### YOUR TASK
Scan the data below for the string "subtitle". Show every line where it turns up.

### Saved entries

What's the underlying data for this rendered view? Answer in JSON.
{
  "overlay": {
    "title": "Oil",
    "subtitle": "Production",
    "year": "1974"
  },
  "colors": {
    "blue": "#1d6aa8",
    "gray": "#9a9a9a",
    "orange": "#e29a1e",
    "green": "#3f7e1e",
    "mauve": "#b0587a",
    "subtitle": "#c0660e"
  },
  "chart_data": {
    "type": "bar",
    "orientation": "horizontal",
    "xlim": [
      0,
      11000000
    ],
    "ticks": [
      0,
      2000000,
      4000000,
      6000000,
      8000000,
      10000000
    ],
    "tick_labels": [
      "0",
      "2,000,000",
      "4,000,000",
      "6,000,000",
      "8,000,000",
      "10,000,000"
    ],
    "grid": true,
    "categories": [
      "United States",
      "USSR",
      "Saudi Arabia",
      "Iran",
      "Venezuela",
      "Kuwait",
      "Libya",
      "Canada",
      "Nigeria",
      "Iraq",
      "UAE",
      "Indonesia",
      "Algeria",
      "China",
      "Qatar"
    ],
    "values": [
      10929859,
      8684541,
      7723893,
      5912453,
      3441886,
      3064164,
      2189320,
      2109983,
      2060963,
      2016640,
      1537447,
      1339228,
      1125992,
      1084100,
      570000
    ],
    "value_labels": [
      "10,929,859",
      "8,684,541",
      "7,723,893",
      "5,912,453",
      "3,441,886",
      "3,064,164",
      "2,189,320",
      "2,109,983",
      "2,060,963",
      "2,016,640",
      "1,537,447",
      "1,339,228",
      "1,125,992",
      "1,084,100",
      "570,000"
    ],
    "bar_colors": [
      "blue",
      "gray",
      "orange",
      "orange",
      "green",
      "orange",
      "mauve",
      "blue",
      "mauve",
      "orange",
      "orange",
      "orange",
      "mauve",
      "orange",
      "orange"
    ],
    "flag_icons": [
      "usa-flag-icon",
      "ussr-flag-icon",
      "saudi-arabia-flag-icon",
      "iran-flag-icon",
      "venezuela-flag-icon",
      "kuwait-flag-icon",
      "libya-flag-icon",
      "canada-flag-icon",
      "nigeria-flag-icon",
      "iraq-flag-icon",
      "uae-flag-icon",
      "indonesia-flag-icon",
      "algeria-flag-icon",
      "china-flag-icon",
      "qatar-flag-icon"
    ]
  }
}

### RESULT OF THIS EXERCISE
    "subtitle": "Production",
    "subtitle": "#c0660e"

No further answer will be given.